Figure contents as structured data:
====

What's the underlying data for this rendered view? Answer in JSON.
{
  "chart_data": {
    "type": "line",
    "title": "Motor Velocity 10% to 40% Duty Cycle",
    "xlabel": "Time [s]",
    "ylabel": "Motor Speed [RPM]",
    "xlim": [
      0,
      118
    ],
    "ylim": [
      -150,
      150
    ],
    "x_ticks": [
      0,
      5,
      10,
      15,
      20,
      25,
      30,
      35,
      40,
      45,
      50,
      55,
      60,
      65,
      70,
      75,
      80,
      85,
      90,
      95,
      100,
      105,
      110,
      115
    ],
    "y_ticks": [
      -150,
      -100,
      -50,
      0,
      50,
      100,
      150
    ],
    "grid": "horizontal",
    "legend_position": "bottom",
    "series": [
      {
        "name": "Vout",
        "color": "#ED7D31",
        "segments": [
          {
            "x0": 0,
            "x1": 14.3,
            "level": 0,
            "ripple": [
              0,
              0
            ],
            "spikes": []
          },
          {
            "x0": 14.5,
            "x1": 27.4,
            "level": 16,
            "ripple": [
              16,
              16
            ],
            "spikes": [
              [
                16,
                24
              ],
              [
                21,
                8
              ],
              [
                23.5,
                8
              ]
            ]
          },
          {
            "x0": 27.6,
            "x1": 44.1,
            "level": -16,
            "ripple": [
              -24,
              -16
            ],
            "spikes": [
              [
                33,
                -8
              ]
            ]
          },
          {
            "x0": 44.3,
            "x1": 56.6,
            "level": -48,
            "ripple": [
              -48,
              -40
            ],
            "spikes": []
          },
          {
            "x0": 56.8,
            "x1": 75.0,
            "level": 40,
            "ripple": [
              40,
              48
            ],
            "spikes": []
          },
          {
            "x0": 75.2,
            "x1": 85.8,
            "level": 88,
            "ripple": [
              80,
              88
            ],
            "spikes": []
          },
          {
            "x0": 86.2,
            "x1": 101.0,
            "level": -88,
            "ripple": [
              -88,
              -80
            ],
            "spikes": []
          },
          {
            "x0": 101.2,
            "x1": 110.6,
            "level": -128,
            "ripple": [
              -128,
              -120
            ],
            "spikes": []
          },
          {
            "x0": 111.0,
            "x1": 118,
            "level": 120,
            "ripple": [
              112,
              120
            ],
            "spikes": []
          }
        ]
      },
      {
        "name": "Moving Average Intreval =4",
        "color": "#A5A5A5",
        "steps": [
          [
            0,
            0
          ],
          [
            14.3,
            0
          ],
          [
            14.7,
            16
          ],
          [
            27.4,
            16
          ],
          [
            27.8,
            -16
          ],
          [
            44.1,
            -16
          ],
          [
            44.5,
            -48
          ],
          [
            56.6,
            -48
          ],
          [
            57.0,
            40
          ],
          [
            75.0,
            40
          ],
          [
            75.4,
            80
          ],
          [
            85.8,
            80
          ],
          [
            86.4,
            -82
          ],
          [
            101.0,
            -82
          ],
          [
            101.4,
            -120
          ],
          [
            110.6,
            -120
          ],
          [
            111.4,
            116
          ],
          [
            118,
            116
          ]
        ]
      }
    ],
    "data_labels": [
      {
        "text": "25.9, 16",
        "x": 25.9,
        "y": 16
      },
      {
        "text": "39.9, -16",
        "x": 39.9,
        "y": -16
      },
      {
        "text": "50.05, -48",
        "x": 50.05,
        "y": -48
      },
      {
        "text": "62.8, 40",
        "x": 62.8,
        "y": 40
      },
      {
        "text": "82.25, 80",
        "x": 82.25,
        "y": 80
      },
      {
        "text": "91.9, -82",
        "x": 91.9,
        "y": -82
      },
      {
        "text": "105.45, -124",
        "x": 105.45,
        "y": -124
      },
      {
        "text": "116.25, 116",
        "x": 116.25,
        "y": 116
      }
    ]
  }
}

====

WRITTEN EXERCISE: Every line of the records above needs to be given again exactly.

WRITTEN SOLUTION:
What's the underlying data for this rendered view? Answer in JSON.
{
  "chart_data": {
    "type": "line",
    "title": "Motor Velocity 10% to 40% Duty Cycle",
    "xlabel": "Time [s]",
    "ylabel": "Motor Speed [RPM]",
    "xlim": [
      0,
      118
    ],
    "ylim": [
      -150,
      150
    ],
    "x_ticks": [
      0,
      5,
      10,
      15,
      20,
      25,
      30,
      35,
      40,
      45,
      50,
      55,
      60,
      65,
      70,
      75,
      80,
      85,
      90,
      95,
      100,
      105,
      110,
      115
    ],
    "y_ticks": [
      -150,
      -100,
      -50,
      0,
      50,
      100,
      150
    ],
    "grid": "horizontal",
    "legend_position": "bottom",
    "series": [
      {
        "name": "Vout",
        "color": "#ED7D31",
        "segments": [
          {
            "x0": 0,
            "x1": 14.3,
            "level": 0,
            "ripple": [
              0,
              0
            ],
            "spikes": []
          },
          {
            "x0": 14.5,
            "x1": 27.4,
            "level": 16,
            "ripple": [
              16,
              16
            ],
            "spikes": [
              [
                16,
                24
              ],
              [
                21,
                8
              ],
              [
                23.5,
                8
              ]
            ]
          },
          {
            "x0": 27.6,
            "x1": 44.1,
            "level": -16,
            "ripple": [
              -24,
              -16
            ],
            "spikes": [
              [
                33,
                -8
              ]
            ]
          },
          {
            "x0": 44.3,
            "x1": 56.6,
            "level": -48,
            "ripple": [
              -48,
              -40
            ],
            "spikes": []
          },
          {
            "x0": 56.8,
            "x1": 75.0,
            "level": 40,
            "ripple": [
              40,
              48
            ],
            "spikes": []
          },
          {
            "x0": 75.2,
            "x1": 85.8,
            "level": 88,
            "ripple": [
              80,
              88
            ],
            "spikes": []
          },
          {
            "x0": 86.2,
            "x1": 101.0,
            "level": -88,
            "ripple": [
              -88,
              -80
            ],
            "spikes": []
          },
          {
            "x0": 101.2,
            "x1": 110.6,
            "level": -128,
            "ripple": [
              -128,
              -120
            ],
            "spikes": []
          },
          {
            "x0": 111.0,
            "x1": 118,
            "level": 120,
            "ripple": [
              112,
              120
            ],
            "spikes": []
          }
        ]
      },
      {
        "name": "Moving Average Intreval =4",
        "color": "#A5A5A5",
        "steps": [
          [
            0,
            0
          ],
          [
            14.3,
            0
          ],
          [
            14.7,
            16
          ],
          [
            27.4,
            16
          ],
          [
            27.8,
            -16
          ],
          [
            44.1,
            -16
          ],
          [
            44.5,
            -48
          ],
          [
            56.6,
            -48
          ],
          [
            57.0,
            40
          ],
          [
            75.0,
            40
          ],
          [
            75.4,
            80
          ],
          [
            85.8,
            80
          ],
          [
            86.4,
            -82
          ],
          [
            101.0,
            -82
          ],
          [
            101.4,
            -120
          ],
          [
            110.6,
            -120
          ],
          [
            111.4,
            116
          ],
          [
            118,
            116
          ]
        ]
      }
    ],
    "data_labels": [
      {
        "text": "25.9, 16",
        "x": 25.9,
        "y": 16
      },
      {
        "text": "39.9, -16",
        "x": 39.9,
        "y": -16
      },
      {
        "text": "50.05, -48",
        "x": 50.05,
        "y": -48
      },
      {
        "text": "62.8, 40",
        "x": 62.8,
        "y": 40
      },
      {
        "text": "82.25, 80",
        "x": 82.25,
        "y": 80
      },
      {
        "text": "91.9, -82",
        "x": 91.9,
        "y": -82
      },
      {
        "text": "105.45, -124",
        "x": 105.45,
        "y": -124
      },
      {
        "text": "116.25, 116",
        "x": 116.25,
        "y": 116
      }
    ]
  }
}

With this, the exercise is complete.